Without the pictures, copy all the entries below exactly.

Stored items
[Begin]

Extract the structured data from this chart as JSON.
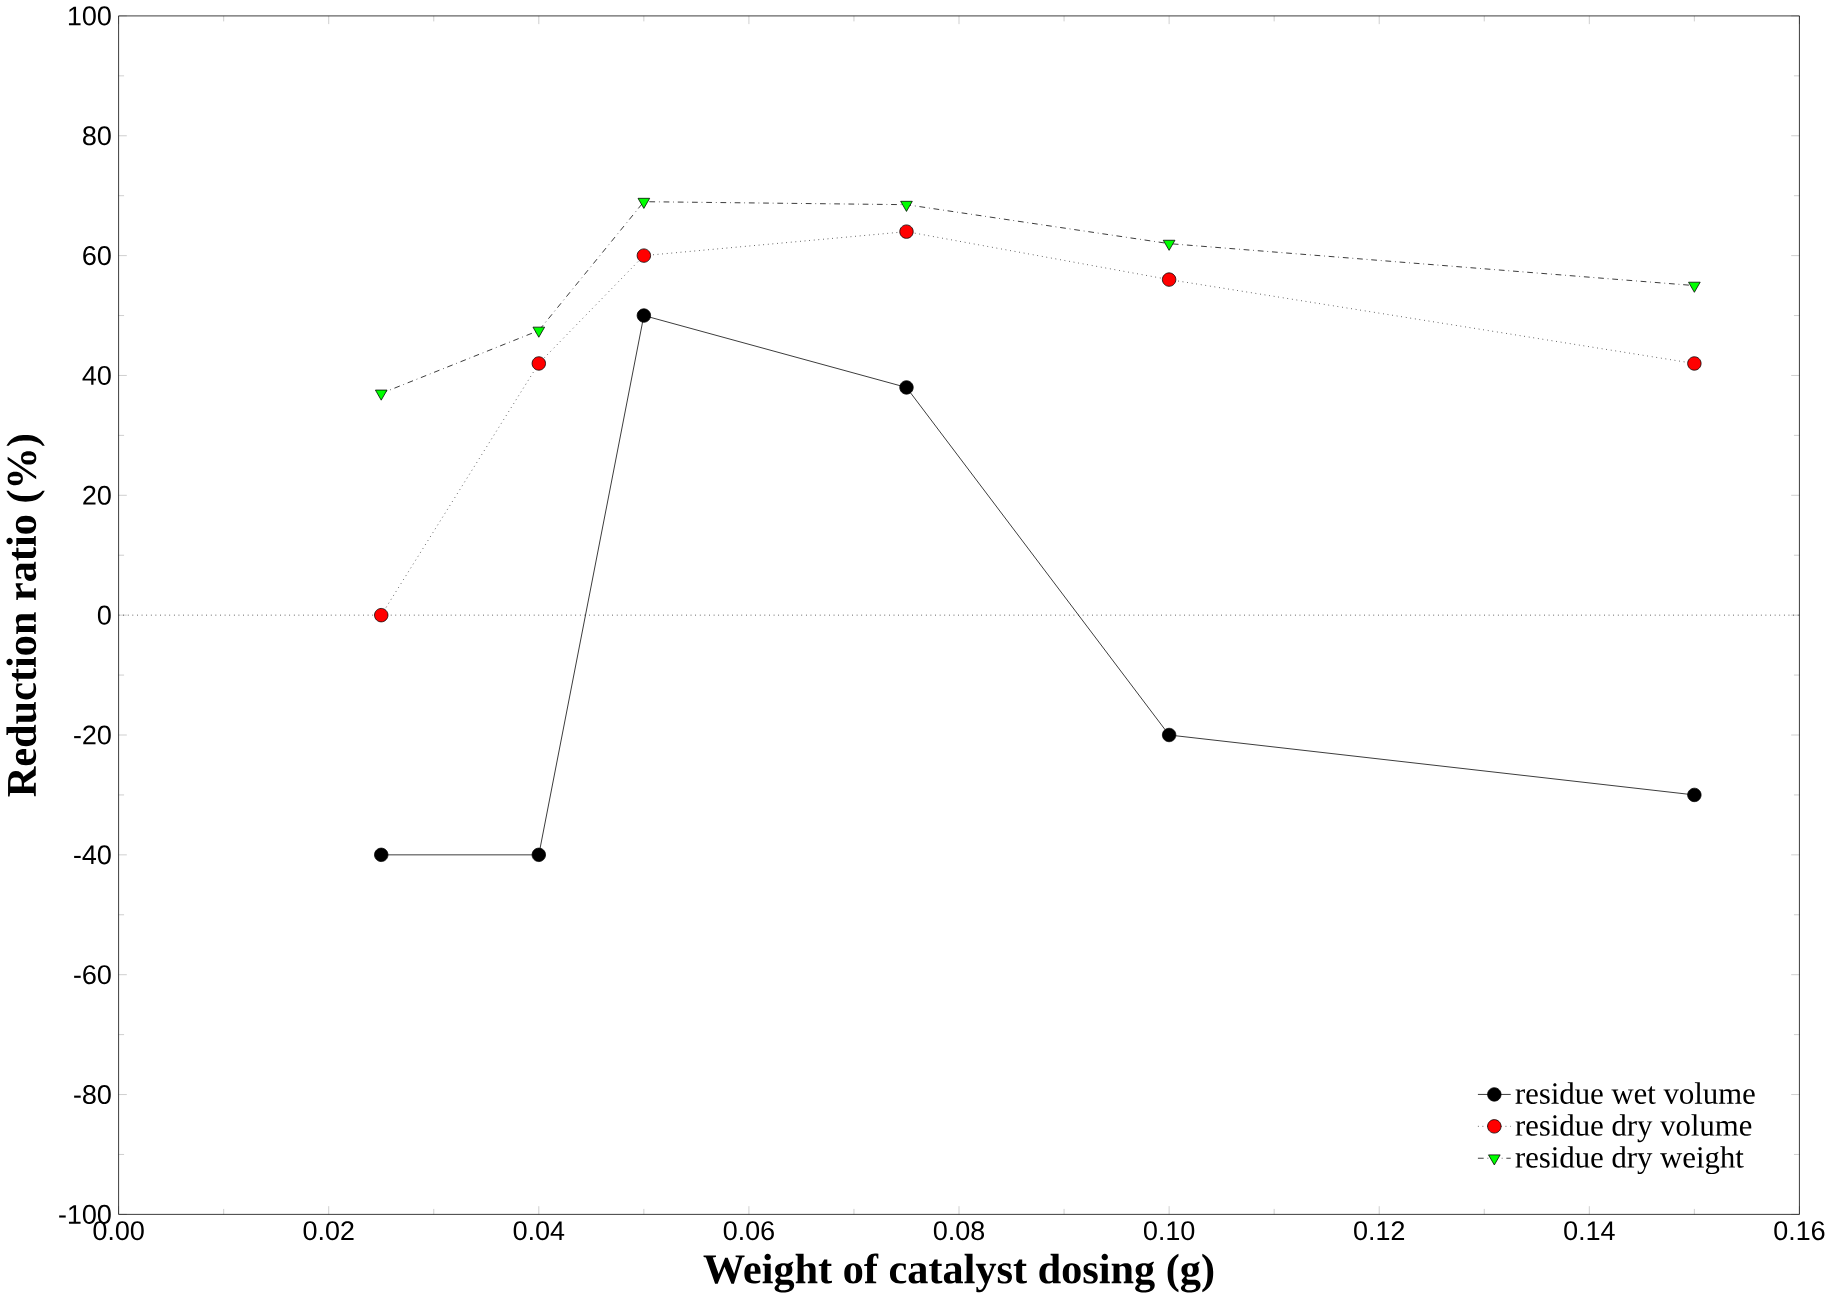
{
  "chart_data": {
    "type": "line",
    "xlabel": "Weight of catalyst dosing (g)",
    "ylabel": "Reduction ratio (%)",
    "x": [
      0.025,
      0.04,
      0.05,
      0.075,
      0.1,
      0.15
    ],
    "series": [
      {
        "name": "residue wet volume",
        "color": "#000000",
        "marker": "circle",
        "line_style": "solid",
        "values": [
          -40,
          -40,
          50,
          38,
          -20,
          -30
        ]
      },
      {
        "name": "residue dry volume",
        "color": "#ff0000",
        "marker": "circle",
        "line_style": "dotted",
        "values": [
          0,
          42,
          60,
          64,
          56,
          42
        ]
      },
      {
        "name": "residue dry weight",
        "color": "#00ff00",
        "marker": "triangle",
        "line_style": "dashed",
        "values": [
          37,
          47.5,
          69,
          68.5,
          62,
          55
        ]
      }
    ],
    "xlim": [
      0,
      0.16
    ],
    "xticks": [
      {
        "value": 0,
        "label": "0.00"
      },
      {
        "value": 0.02,
        "label": "0.02"
      },
      {
        "value": 0.04,
        "label": "0.04"
      },
      {
        "value": 0.06,
        "label": "0.06"
      },
      {
        "value": 0.08,
        "label": "0.08"
      },
      {
        "value": 0.1,
        "label": "0.10"
      },
      {
        "value": 0.12,
        "label": "0.12"
      },
      {
        "value": 0.14,
        "label": "0.14"
      },
      {
        "value": 0.16,
        "label": "0.16"
      }
    ],
    "ylim": [
      -100,
      100
    ],
    "yticks": [
      -100,
      -80,
      -60,
      -40,
      -20,
      0,
      20,
      40,
      60,
      80,
      100
    ],
    "ref_lines": [
      {
        "axis": "y",
        "value": 0,
        "line_style": "dotted",
        "color": "#000000"
      }
    ],
    "legend": "bottom right",
    "grid": false
  }
}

[End]

- **Answer to the exercise**
Extract the structured data from this chart as JSON.
{
  "chart_data": {
    "type": "line",
    "xlabel": "Weight of catalyst dosing (g)",
    "ylabel": "Reduction ratio (%)",
    "x": [
      0.025,
      0.04,
      0.05,
      0.075,
      0.1,
      0.15
    ],
    "series": [
      {
        "name": "residue wet volume",
        "color": "#000000",
        "marker": "circle",
        "line_style": "solid",
        "values": [
          -40,
          -40,
          50,
          38,
          -20,
          -30
        ]
      },
      {
        "name": "residue dry volume",
        "color": "#ff0000",
        "marker": "circle",
        "line_style": "dotted",
        "values": [
          0,
          42,
          60,
          64,
          56,
          42
        ]
      },
      {
        "name": "residue dry weight",
        "color": "#00ff00",
        "marker": "triangle",
        "line_style": "dashed",
        "values": [
          37,
          47.5,
          69,
          68.5,
          62,
          55
        ]
      }
    ],
    "xlim": [
      0,
      0.16
    ],
    "xticks": [
      {
        "value": 0,
        "label": "0.00"
      },
      {
        "value": 0.02,
        "label": "0.02"
      },
      {
        "value": 0.04,
        "label": "0.04"
      },
      {
        "value": 0.06,
        "label": "0.06"
      },
      {
        "value": 0.08,
        "label": "0.08"
      },
      {
        "value": 0.1,
        "label": "0.10"
      },
      {
        "value": 0.12,
        "label": "0.12"
      },
      {
        "value": 0.14,
        "label": "0.14"
      },
      {
        "value": 0.16,
        "label": "0.16"
      }
    ],
    "ylim": [
      -100,
      100
    ],
    "yticks": [
      -100,
      -80,
      -60,
      -40,
      -20,
      0,
      20,
      40,
      60,
      80,
      100
    ],
    "ref_lines": [
      {
        "axis": "y",
        "value": 0,
        "line_style": "dotted",
        "color": "#000000"
      }
    ],
    "legend": "bottom right",
    "grid": false
  }
}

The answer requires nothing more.